◆ GIVEN INFORMATION ◆

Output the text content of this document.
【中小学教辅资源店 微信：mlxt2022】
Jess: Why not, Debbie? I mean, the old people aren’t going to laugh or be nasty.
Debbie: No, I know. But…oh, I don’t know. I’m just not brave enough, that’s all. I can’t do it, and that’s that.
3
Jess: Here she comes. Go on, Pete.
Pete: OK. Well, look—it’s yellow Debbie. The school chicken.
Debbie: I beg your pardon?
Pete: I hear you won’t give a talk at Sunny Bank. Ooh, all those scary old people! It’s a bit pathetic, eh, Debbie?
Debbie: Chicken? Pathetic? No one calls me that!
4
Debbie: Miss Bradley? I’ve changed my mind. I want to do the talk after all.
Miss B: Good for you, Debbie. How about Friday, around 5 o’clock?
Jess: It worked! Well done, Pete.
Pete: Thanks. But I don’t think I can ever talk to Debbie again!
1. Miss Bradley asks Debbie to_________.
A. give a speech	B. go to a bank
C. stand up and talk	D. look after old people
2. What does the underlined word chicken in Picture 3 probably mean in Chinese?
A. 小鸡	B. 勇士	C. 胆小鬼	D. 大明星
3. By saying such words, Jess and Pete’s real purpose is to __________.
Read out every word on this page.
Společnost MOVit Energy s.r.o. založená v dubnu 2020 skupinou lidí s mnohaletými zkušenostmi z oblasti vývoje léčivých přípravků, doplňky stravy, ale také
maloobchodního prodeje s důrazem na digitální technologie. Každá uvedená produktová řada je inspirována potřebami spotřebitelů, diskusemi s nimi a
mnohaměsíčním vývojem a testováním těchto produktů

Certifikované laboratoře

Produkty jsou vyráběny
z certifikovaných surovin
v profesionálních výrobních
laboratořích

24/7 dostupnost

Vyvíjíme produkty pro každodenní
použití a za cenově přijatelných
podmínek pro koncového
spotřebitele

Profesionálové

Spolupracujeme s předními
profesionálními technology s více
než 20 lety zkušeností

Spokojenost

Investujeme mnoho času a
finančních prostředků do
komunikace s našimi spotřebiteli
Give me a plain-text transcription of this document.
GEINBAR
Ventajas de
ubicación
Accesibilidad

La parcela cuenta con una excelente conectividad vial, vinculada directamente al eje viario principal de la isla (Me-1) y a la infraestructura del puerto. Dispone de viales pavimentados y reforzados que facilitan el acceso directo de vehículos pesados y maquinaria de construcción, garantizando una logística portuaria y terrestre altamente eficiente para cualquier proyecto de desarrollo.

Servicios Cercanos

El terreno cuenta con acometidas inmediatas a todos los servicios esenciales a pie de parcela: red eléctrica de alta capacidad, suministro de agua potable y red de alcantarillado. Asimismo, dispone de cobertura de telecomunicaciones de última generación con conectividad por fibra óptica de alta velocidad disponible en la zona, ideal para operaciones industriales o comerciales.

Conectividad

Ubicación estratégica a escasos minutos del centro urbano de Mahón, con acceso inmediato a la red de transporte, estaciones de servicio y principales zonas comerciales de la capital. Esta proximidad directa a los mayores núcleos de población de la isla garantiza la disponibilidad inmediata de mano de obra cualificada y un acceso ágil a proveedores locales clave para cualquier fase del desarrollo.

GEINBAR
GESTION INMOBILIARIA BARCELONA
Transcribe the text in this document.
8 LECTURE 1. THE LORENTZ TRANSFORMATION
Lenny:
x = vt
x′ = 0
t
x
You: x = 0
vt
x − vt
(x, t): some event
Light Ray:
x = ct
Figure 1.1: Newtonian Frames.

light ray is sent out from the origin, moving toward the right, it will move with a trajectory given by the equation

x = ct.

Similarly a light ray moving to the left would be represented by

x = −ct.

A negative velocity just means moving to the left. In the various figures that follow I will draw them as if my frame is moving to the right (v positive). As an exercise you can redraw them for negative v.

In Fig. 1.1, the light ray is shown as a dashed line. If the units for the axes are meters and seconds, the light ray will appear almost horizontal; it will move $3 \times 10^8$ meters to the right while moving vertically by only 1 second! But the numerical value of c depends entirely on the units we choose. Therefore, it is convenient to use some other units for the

◆ WHAT IS NEEDED ◆
Write the data from above out again, exactly.

◆ EXPECTED OUTPUT ◆
Output the text content of this document.
【中小学教辅资源店 微信：mlxt2022】
Jess: Why not, Debbie? I mean, the old people aren’t going to laugh or be nasty.
Debbie: No, I know. But…oh, I don’t know. I’m just not brave enough, that’s all. I can’t do it, and that’s that.
3
Jess: Here she comes. Go on, Pete.
Pete: OK. Well, look—it’s yellow Debbie. The school chicken.
Debbie: I beg your pardon?
Pete: I hear you won’t give a talk at Sunny Bank. Ooh, all those scary old people! It’s a bit pathetic, eh, Debbie?
Debbie: Chicken? Pathetic? No one calls me that!
4
Debbie: Miss Bradley? I’ve changed my mind. I want to do the talk after all.
Miss B: Good for you, Debbie. How about Friday, around 5 o’clock?
Jess: It worked! Well done, Pete.
Pete: Thanks. But I don’t think I can ever talk to Debbie again!
1. Miss Bradley asks Debbie to_________.
A. give a speech	B. go to a bank
C. stand up and talk	D. look after old people
2. What does the underlined word chicken in Picture 3 probably mean in Chinese?
A. 小鸡	B. 勇士	C. 胆小鬼	D. 大明星
3. By saying such words, Jess and Pete’s real purpose is to __________.
Read out every word on this page.
Společnost MOVit Energy s.r.o. založená v dubnu 2020 skupinou lidí s mnohaletými zkušenostmi z oblasti vývoje léčivých přípravků, doplňky stravy, ale také
maloobchodního prodeje s důrazem na digitální technologie. Každá uvedená produktová řada je inspirována potřebami spotřebitelů, diskusemi s nimi a
mnohaměsíčním vývojem a testováním těchto produktů

Certifikované laboratoře

Produkty jsou vyráběny
z certifikovaných surovin
v profesionálních výrobních
laboratořích

24/7 dostupnost

Vyvíjíme produkty pro každodenní
použití a za cenově přijatelných
podmínek pro koncového
spotřebitele

Profesionálové

Spolupracujeme s předními
profesionálními technology s více
než 20 lety zkušeností

Spokojenost

Investujeme mnoho času a
finančních prostředků do
komunikace s našimi spotřebiteli
Give me a plain-text transcription of this document.
GEINBAR
Ventajas de
ubicación
Accesibilidad

La parcela cuenta con una excelente conectividad vial, vinculada directamente al eje viario principal de la isla (Me-1) y a la infraestructura del puerto. Dispone de viales pavimentados y reforzados que facilitan el acceso directo de vehículos pesados y maquinaria de construcción, garantizando una logística portuaria y terrestre altamente eficiente para cualquier proyecto de desarrollo.

Servicios Cercanos

El terreno cuenta con acometidas inmediatas a todos los servicios esenciales a pie de parcela: red eléctrica de alta capacidad, suministro de agua potable y red de alcantarillado. Asimismo, dispone de cobertura de telecomunicaciones de última generación con conectividad por fibra óptica de alta velocidad disponible en la zona, ideal para operaciones industriales o comerciales.

Conectividad

Ubicación estratégica a escasos minutos del centro urbano de Mahón, con acceso inmediato a la red de transporte, estaciones de servicio y principales zonas comerciales de la capital. Esta proximidad directa a los mayores núcleos de población de la isla garantiza la disponibilidad inmediata de mano de obra cualificada y un acceso ágil a proveedores locales clave para cualquier fase del desarrollo.

GEINBAR
GESTION INMOBILIARIA BARCELONA
Transcribe the text in this document.
8 LECTURE 1. THE LORENTZ TRANSFORMATION
Lenny:
x = vt
x′ = 0
t
x
You: x = 0
vt
x − vt
(x, t): some event
Light Ray:
x = ct
Figure 1.1: Newtonian Frames.

light ray is sent out from the origin, moving toward the right, it will move with a trajectory given by the equation

x = ct.

Similarly a light ray moving to the left would be represented by

x = −ct.

A negative velocity just means moving to the left. In the various figures that follow I will draw them as if my frame is moving to the right (v positive). As an exercise you can redraw them for negative v.

In Fig. 1.1, the light ray is shown as a dashed line. If the units for the axes are meters and seconds, the light ray will appear almost horizontal; it will move $3 \times 10^8$ meters to the right while moving vertically by only 1 second! But the numerical value of c depends entirely on the units we choose. Therefore, it is convenient to use some other units for the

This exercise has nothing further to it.